**Goal**
Reproduce each line exactly.
-- Start Given entries --
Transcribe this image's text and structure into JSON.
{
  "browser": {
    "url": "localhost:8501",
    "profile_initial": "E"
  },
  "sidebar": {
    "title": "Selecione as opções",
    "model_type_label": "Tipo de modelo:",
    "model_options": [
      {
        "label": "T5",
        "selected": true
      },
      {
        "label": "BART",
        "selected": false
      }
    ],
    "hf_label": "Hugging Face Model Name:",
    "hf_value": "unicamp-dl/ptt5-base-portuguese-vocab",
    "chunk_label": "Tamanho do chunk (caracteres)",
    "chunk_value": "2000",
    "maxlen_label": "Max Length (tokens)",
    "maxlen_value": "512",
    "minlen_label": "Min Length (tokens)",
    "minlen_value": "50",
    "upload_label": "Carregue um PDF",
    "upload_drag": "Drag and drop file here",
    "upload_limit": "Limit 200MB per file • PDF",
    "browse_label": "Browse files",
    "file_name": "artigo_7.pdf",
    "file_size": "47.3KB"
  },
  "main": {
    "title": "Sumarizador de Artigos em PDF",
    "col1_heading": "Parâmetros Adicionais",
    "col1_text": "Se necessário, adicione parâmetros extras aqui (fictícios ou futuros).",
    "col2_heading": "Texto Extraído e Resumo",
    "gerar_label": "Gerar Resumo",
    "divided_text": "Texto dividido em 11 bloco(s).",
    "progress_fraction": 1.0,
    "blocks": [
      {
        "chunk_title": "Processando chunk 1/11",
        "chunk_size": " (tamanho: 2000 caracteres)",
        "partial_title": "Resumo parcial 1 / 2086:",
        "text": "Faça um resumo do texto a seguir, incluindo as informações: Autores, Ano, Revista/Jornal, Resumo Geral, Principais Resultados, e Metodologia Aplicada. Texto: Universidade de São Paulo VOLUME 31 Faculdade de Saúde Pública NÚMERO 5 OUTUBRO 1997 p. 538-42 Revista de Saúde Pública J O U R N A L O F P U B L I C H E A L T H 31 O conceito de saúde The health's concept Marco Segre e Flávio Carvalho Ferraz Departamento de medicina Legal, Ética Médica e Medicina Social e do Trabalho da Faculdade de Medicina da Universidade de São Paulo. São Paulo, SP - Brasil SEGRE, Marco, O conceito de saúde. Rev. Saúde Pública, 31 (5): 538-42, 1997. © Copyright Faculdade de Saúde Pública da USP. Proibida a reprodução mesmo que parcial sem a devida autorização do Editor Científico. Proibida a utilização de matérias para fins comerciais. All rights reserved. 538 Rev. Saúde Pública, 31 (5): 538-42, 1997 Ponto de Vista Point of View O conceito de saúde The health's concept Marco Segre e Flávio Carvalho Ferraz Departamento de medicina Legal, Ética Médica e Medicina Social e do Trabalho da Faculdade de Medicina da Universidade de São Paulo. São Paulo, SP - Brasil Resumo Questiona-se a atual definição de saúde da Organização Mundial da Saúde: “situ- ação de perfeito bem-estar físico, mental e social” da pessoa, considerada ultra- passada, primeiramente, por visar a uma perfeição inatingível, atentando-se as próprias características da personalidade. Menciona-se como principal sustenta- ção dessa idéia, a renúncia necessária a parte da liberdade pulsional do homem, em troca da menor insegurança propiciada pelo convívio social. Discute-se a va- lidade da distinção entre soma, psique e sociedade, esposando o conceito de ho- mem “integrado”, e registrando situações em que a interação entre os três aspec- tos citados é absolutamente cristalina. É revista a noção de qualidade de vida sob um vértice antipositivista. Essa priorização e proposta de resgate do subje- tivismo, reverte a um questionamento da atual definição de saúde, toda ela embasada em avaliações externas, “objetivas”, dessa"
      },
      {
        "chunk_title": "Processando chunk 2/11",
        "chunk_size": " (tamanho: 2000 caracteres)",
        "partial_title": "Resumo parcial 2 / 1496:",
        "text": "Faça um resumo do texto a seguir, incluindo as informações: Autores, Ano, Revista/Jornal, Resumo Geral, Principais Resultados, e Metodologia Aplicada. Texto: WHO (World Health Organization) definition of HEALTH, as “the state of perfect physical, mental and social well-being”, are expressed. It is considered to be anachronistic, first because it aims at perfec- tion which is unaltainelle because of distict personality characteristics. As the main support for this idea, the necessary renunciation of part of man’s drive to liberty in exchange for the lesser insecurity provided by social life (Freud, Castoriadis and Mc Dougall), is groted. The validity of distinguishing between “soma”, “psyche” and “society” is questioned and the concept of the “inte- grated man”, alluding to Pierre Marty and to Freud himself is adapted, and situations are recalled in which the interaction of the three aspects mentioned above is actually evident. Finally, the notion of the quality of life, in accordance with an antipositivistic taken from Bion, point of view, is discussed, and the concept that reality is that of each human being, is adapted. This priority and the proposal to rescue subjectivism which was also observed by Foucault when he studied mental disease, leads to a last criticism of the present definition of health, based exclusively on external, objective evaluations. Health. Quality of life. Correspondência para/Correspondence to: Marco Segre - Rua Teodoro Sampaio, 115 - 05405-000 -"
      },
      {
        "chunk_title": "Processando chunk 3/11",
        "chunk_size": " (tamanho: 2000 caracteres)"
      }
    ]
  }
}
-- End Given entries --
**Solution**
Transcribe this image's text and structure into JSON.
{
  "browser": {
    "url": "localhost:8501",
    "profile_initial": "E"
  },
  "sidebar": {
    "title": "Selecione as opções",
    "model_type_label": "Tipo de modelo:",
    "model_options": [
      {
        "label": "T5",
        "selected": true
      },
      {
        "label": "BART",
        "selected": false
      }
    ],
    "hf_label": "Hugging Face Model Name:",
    "hf_value": "unicamp-dl/ptt5-base-portuguese-vocab",
    "chunk_label": "Tamanho do chunk (caracteres)",
    "chunk_value": "2000",
    "maxlen_label": "Max Length (tokens)",
    "maxlen_value": "512",
    "minlen_label": "Min Length (tokens)",
    "minlen_value": "50",
    "upload_label": "Carregue um PDF",
    "upload_drag": "Drag and drop file here",
    "upload_limit": "Limit 200MB per file • PDF",
    "browse_label": "Browse files",
    "file_name": "artigo_7.pdf",
    "file_size": "47.3KB"
  },
  "main": {
    "title": "Sumarizador de Artigos em PDF",
    "col1_heading": "Parâmetros Adicionais",
    "col1_text": "Se necessário, adicione parâmetros extras aqui (fictícios ou futuros).",
    "col2_heading": "Texto Extraído e Resumo",
    "gerar_label": "Gerar Resumo",
    "divided_text": "Texto dividido em 11 bloco(s).",
    "progress_fraction": 1.0,
    "blocks": [
      {
        "chunk_title": "Processando chunk 1/11",
        "chunk_size": " (tamanho: 2000 caracteres)",
        "partial_title": "Resumo parcial 1 / 2086:",
        "text": "Faça um resumo do texto a seguir, incluindo as informações: Autores, Ano, Revista/Jornal, Resumo Geral, Principais Resultados, e Metodologia Aplicada. Texto: Universidade de São Paulo VOLUME 31 Faculdade de Saúde Pública NÚMERO 5 OUTUBRO 1997 p. 538-42 Revista de Saúde Pública J O U R N A L O F P U B L I C H E A L T H 31 O conceito de saúde The health's concept Marco Segre e Flávio Carvalho Ferraz Departamento de medicina Legal, Ética Médica e Medicina Social e do Trabalho da Faculdade de Medicina da Universidade de São Paulo. São Paulo, SP - Brasil SEGRE, Marco, O conceito de saúde. Rev. Saúde Pública, 31 (5): 538-42, 1997. © Copyright Faculdade de Saúde Pública da USP. Proibida a reprodução mesmo que parcial sem a devida autorização do Editor Científico. Proibida a utilização de matérias para fins comerciais. All rights reserved. 538 Rev. Saúde Pública, 31 (5): 538-42, 1997 Ponto de Vista Point of View O conceito de saúde The health's concept Marco Segre e Flávio Carvalho Ferraz Departamento de medicina Legal, Ética Médica e Medicina Social e do Trabalho da Faculdade de Medicina da Universidade de São Paulo. São Paulo, SP - Brasil Resumo Questiona-se a atual definição de saúde da Organização Mundial da Saúde: “situ- ação de perfeito bem-estar físico, mental e social” da pessoa, considerada ultra- passada, primeiramente, por visar a uma perfeição inatingível, atentando-se as próprias características da personalidade. Menciona-se como principal sustenta- ção dessa idéia, a renúncia necessária a parte da liberdade pulsional do homem, em troca da menor insegurança propiciada pelo convívio social. Discute-se a va- lidade da distinção entre soma, psique e sociedade, esposando o conceito de ho- mem “integrado”, e registrando situações em que a interação entre os três aspec- tos citados é absolutamente cristalina. É revista a noção de qualidade de vida sob um vértice antipositivista. Essa priorização e proposta de resgate do subje- tivismo, reverte a um questionamento da atual definição de saúde, toda ela embasada em avaliações externas, “objetivas”, dessa"
      },
      {
        "chunk_title": "Processando chunk 2/11",
        "chunk_size": " (tamanho: 2000 caracteres)",
        "partial_title": "Resumo parcial 2 / 1496:",
        "text": "Faça um resumo do texto a seguir, incluindo as informações: Autores, Ano, Revista/Jornal, Resumo Geral, Principais Resultados, e Metodologia Aplicada. Texto: WHO (World Health Organization) definition of HEALTH, as “the state of perfect physical, mental and social well-being”, are expressed. It is considered to be anachronistic, first because it aims at perfec- tion which is unaltainelle because of distict personality characteristics. As the main support for this idea, the necessary renunciation of part of man’s drive to liberty in exchange for the lesser insecurity provided by social life (Freud, Castoriadis and Mc Dougall), is groted. The validity of distinguishing between “soma”, “psyche” and “society” is questioned and the concept of the “inte- grated man”, alluding to Pierre Marty and to Freud himself is adapted, and situations are recalled in which the interaction of the three aspects mentioned above is actually evident. Finally, the notion of the quality of life, in accordance with an antipositivistic taken from Bion, point of view, is discussed, and the concept that reality is that of each human being, is adapted. This priority and the proposal to rescue subjectivism which was also observed by Foucault when he studied mental disease, leads to a last criticism of the present definition of health, based exclusively on external, objective evaluations. Health. Quality of life. Correspondência para/Correspondence to: Marco Segre - Rua Teodoro Sampaio, 115 - 05405-000 -"
      },
      {
        "chunk_title": "Processando chunk 3/11",
        "chunk_size": " (tamanho: 2000 caracteres)"
      }
    ]
  }
}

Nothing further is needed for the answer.